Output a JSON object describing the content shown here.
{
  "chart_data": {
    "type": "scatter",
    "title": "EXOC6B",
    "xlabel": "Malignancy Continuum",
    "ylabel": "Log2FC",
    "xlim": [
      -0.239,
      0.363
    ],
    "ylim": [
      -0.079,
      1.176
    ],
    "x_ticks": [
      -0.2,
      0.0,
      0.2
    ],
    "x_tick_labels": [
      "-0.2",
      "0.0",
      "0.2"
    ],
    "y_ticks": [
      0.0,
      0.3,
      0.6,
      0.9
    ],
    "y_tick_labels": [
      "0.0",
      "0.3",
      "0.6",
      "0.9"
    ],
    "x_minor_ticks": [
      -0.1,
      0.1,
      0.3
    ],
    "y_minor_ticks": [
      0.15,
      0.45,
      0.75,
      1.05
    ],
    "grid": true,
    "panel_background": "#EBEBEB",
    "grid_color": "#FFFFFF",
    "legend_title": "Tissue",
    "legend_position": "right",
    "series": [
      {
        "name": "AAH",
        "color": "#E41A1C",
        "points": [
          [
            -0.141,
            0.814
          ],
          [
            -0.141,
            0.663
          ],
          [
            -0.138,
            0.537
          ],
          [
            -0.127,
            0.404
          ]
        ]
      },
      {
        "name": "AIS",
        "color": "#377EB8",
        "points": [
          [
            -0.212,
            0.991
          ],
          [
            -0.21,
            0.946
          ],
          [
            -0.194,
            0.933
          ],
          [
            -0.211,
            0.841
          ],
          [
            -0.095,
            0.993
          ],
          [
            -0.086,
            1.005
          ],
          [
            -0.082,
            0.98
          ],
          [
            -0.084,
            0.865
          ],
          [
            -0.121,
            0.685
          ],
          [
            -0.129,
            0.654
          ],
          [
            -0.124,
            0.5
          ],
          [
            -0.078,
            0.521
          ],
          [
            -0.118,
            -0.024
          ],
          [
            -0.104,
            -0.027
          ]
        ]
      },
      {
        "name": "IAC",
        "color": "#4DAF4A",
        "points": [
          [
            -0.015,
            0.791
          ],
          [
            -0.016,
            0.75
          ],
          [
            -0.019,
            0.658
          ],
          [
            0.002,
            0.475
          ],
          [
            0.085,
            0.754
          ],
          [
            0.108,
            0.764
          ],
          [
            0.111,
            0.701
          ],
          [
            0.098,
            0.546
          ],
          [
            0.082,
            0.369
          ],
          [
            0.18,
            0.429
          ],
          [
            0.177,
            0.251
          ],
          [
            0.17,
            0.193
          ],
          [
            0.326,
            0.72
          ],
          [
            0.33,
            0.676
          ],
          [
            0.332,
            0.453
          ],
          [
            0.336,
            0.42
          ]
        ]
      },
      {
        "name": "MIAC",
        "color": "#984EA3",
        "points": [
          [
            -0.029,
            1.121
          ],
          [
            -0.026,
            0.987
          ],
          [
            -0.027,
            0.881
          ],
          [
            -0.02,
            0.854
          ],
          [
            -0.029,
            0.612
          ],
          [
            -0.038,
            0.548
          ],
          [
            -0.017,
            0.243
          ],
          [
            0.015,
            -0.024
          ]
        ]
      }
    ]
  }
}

## WRITTEN EXERCISE
Quote all the records exactly, please, leaving none out.

## TASK ANSWER
Output a JSON object describing the content shown here.
{
  "chart_data": {
    "type": "scatter",
    "title": "EXOC6B",
    "xlabel": "Malignancy Continuum",
    "ylabel": "Log2FC",
    "xlim": [
      -0.239,
      0.363
    ],
    "ylim": [
      -0.079,
      1.176
    ],
    "x_ticks": [
      -0.2,
      0.0,
      0.2
    ],
    "x_tick_labels": [
      "-0.2",
      "0.0",
      "0.2"
    ],
    "y_ticks": [
      0.0,
      0.3,
      0.6,
      0.9
    ],
    "y_tick_labels": [
      "0.0",
      "0.3",
      "0.6",
      "0.9"
    ],
    "x_minor_ticks": [
      -0.1,
      0.1,
      0.3
    ],
    "y_minor_ticks": [
      0.15,
      0.45,
      0.75,
      1.05
    ],
    "grid": true,
    "panel_background": "#EBEBEB",
    "grid_color": "#FFFFFF",
    "legend_title": "Tissue",
    "legend_position": "right",
    "series": [
      {
        "name": "AAH",
        "color": "#E41A1C",
        "points": [
          [
            -0.141,
            0.814
          ],
          [
            -0.141,
            0.663
          ],
          [
            -0.138,
            0.537
          ],
          [
            -0.127,
            0.404
          ]
        ]
      },
      {
        "name": "AIS",
        "color": "#377EB8",
        "points": [
          [
            -0.212,
            0.991
          ],
          [
            -0.21,
            0.946
          ],
          [
            -0.194,
            0.933
          ],
          [
            -0.211,
            0.841
          ],
          [
            -0.095,
            0.993
          ],
          [
            -0.086,
            1.005
          ],
          [
            -0.082,
            0.98
          ],
          [
            -0.084,
            0.865
          ],
          [
            -0.121,
            0.685
          ],
          [
            -0.129,
            0.654
          ],
          [
            -0.124,
            0.5
          ],
          [
            -0.078,
            0.521
          ],
          [
            -0.118,
            -0.024
          ],
          [
            -0.104,
            -0.027
          ]
        ]
      },
      {
        "name": "IAC",
        "color": "#4DAF4A",
        "points": [
          [
            -0.015,
            0.791
          ],
          [
            -0.016,
            0.75
          ],
          [
            -0.019,
            0.658
          ],
          [
            0.002,
            0.475
          ],
          [
            0.085,
            0.754
          ],
          [
            0.108,
            0.764
          ],
          [
            0.111,
            0.701
          ],
          [
            0.098,
            0.546
          ],
          [
            0.082,
            0.369
          ],
          [
            0.18,
            0.429
          ],
          [
            0.177,
            0.251
          ],
          [
            0.17,
            0.193
          ],
          [
            0.326,
            0.72
          ],
          [
            0.33,
            0.676
          ],
          [
            0.332,
            0.453
          ],
          [
            0.336,
            0.42
          ]
        ]
      },
      {
        "name": "MIAC",
        "color": "#984EA3",
        "points": [
          [
            -0.029,
            1.121
          ],
          [
            -0.026,
            0.987
          ],
          [
            -0.027,
            0.881
          ],
          [
            -0.02,
            0.854
          ],
          [
            -0.029,
            0.612
          ],
          [
            -0.038,
            0.548
          ],
          [
            -0.017,
            0.243
          ],
          [
            0.015,
            -0.024
          ]
        ]
      }
    ]
  }
}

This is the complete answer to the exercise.